[Start DATA EXTRACT]

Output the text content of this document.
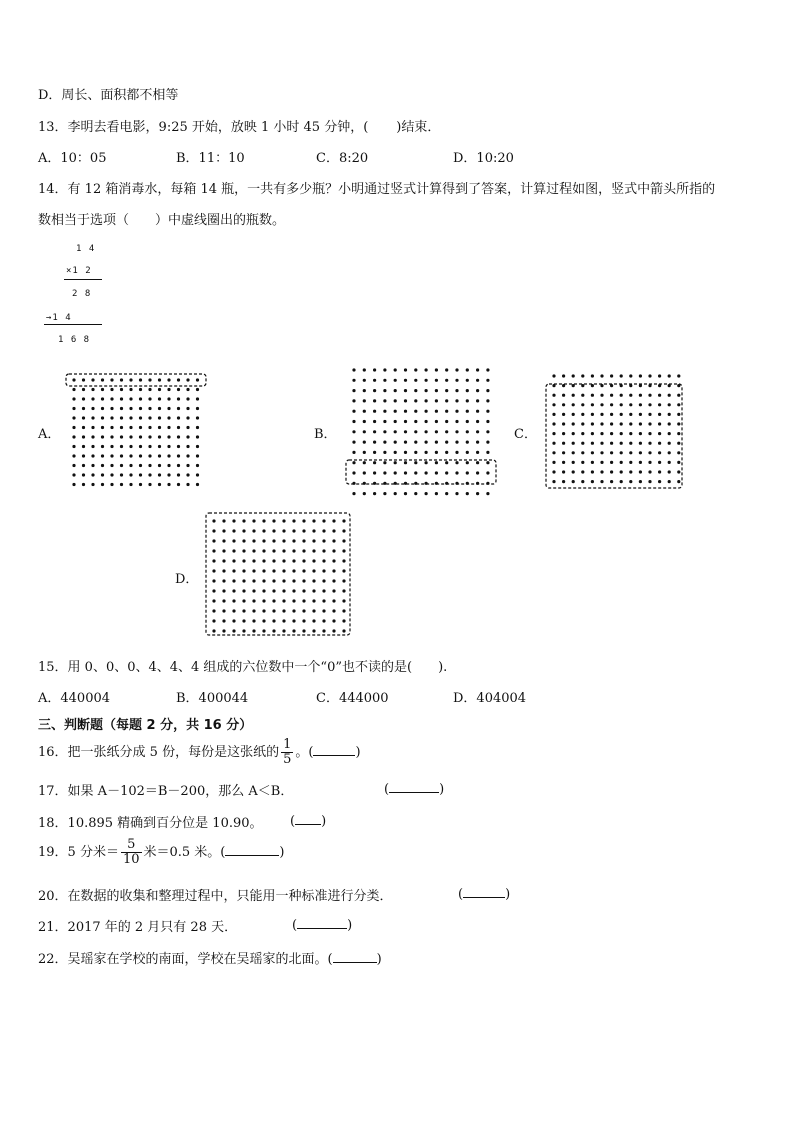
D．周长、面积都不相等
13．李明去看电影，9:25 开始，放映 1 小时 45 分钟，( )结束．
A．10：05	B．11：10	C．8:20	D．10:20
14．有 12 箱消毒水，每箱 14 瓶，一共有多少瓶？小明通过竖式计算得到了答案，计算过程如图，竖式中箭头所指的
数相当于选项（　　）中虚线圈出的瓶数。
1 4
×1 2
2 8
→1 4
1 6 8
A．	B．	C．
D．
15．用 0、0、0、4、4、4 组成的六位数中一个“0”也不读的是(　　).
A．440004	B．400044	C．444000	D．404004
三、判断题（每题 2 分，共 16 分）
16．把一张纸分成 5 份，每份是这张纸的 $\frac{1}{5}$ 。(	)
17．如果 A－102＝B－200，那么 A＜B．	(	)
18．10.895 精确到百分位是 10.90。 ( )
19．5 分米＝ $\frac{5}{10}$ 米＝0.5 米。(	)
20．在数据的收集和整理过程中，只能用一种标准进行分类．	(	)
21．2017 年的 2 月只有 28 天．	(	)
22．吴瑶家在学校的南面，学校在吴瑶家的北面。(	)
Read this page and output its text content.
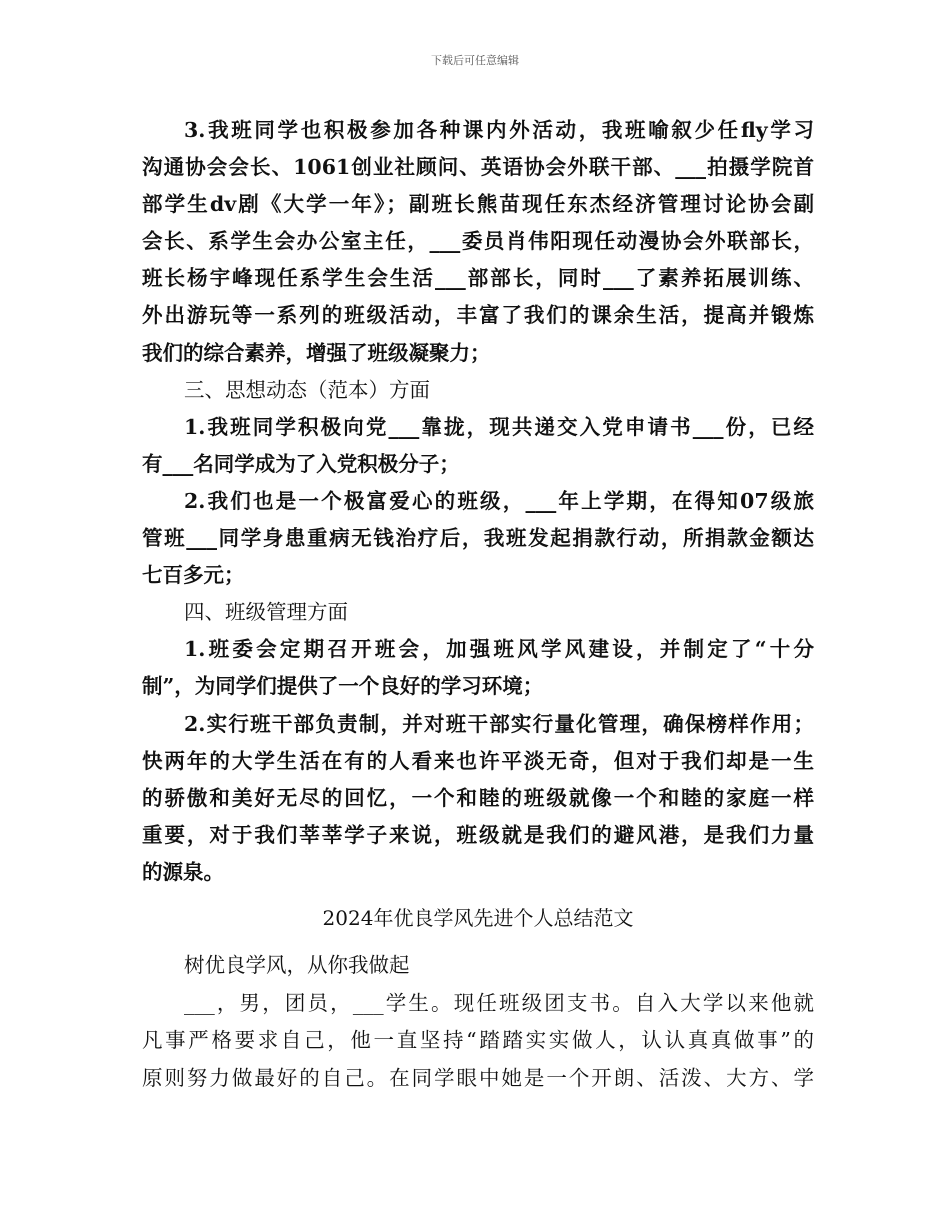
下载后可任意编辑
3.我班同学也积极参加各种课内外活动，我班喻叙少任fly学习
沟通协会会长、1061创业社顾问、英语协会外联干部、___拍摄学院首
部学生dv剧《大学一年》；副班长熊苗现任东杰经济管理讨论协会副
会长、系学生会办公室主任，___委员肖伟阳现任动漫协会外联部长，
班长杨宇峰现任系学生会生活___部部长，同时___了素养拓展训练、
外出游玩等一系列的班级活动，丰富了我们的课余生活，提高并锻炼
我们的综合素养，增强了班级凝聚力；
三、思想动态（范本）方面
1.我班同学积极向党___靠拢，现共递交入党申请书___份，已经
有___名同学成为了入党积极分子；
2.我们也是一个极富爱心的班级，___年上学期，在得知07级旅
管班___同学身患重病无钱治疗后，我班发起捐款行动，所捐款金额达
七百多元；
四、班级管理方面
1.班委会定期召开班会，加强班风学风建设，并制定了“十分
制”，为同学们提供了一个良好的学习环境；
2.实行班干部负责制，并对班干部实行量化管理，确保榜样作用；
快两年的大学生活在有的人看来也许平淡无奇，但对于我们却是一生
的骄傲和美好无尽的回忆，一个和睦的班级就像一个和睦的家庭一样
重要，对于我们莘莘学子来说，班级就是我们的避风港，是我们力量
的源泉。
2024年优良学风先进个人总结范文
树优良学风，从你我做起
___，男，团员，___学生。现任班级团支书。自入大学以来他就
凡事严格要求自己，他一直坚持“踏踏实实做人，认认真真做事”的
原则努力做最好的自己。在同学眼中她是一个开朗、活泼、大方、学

[End DATA EXTRACT]

▶ _WRITTEN REQUEST_
Leave out the pictures and copy the rest of the material above exactly.

▶ _FINISHED TASK_
Output the text content of this document.
D．周长、面积都不相等
13．李明去看电影，9:25 开始，放映 1 小时 45 分钟，( )结束．
A．10：05	B．11：10	C．8:20	D．10:20
14．有 12 箱消毒水，每箱 14 瓶，一共有多少瓶？小明通过竖式计算得到了答案，计算过程如图，竖式中箭头所指的
数相当于选项（　　）中虚线圈出的瓶数。
1 4
×1 2
2 8
→1 4
1 6 8
A．	B．	C．
D．
15．用 0、0、0、4、4、4 组成的六位数中一个“0”也不读的是(　　).
A．440004	B．400044	C．444000	D．404004
三、判断题（每题 2 分，共 16 分）
16．把一张纸分成 5 份，每份是这张纸的 $\frac{1}{5}$ 。(	)
17．如果 A－102＝B－200，那么 A＜B．	(	)
18．10.895 精确到百分位是 10.90。 ( )
19．5 分米＝ $\frac{5}{10}$ 米＝0.5 米。(	)
20．在数据的收集和整理过程中，只能用一种标准进行分类．	(	)
21．2017 年的 2 月只有 28 天．	(	)
22．吴瑶家在学校的南面，学校在吴瑶家的北面。(	)
Read this page and output its text content.
下载后可任意编辑
3.我班同学也积极参加各种课内外活动，我班喻叙少任fly学习
沟通协会会长、1061创业社顾问、英语协会外联干部、___拍摄学院首
部学生dv剧《大学一年》；副班长熊苗现任东杰经济管理讨论协会副
会长、系学生会办公室主任，___委员肖伟阳现任动漫协会外联部长，
班长杨宇峰现任系学生会生活___部部长，同时___了素养拓展训练、
外出游玩等一系列的班级活动，丰富了我们的课余生活，提高并锻炼
我们的综合素养，增强了班级凝聚力；
三、思想动态（范本）方面
1.我班同学积极向党___靠拢，现共递交入党申请书___份，已经
有___名同学成为了入党积极分子；
2.我们也是一个极富爱心的班级，___年上学期，在得知07级旅
管班___同学身患重病无钱治疗后，我班发起捐款行动，所捐款金额达
七百多元；
四、班级管理方面
1.班委会定期召开班会，加强班风学风建设，并制定了“十分
制”，为同学们提供了一个良好的学习环境；
2.实行班干部负责制，并对班干部实行量化管理，确保榜样作用；
快两年的大学生活在有的人看来也许平淡无奇，但对于我们却是一生
的骄傲和美好无尽的回忆，一个和睦的班级就像一个和睦的家庭一样
重要，对于我们莘莘学子来说，班级就是我们的避风港，是我们力量
的源泉。
2024年优良学风先进个人总结范文
树优良学风，从你我做起
___，男，团员，___学生。现任班级团支书。自入大学以来他就
凡事严格要求自己，他一直坚持“踏踏实实做人，认认真真做事”的
原则努力做最好的自己。在同学眼中她是一个开朗、活泼、大方、学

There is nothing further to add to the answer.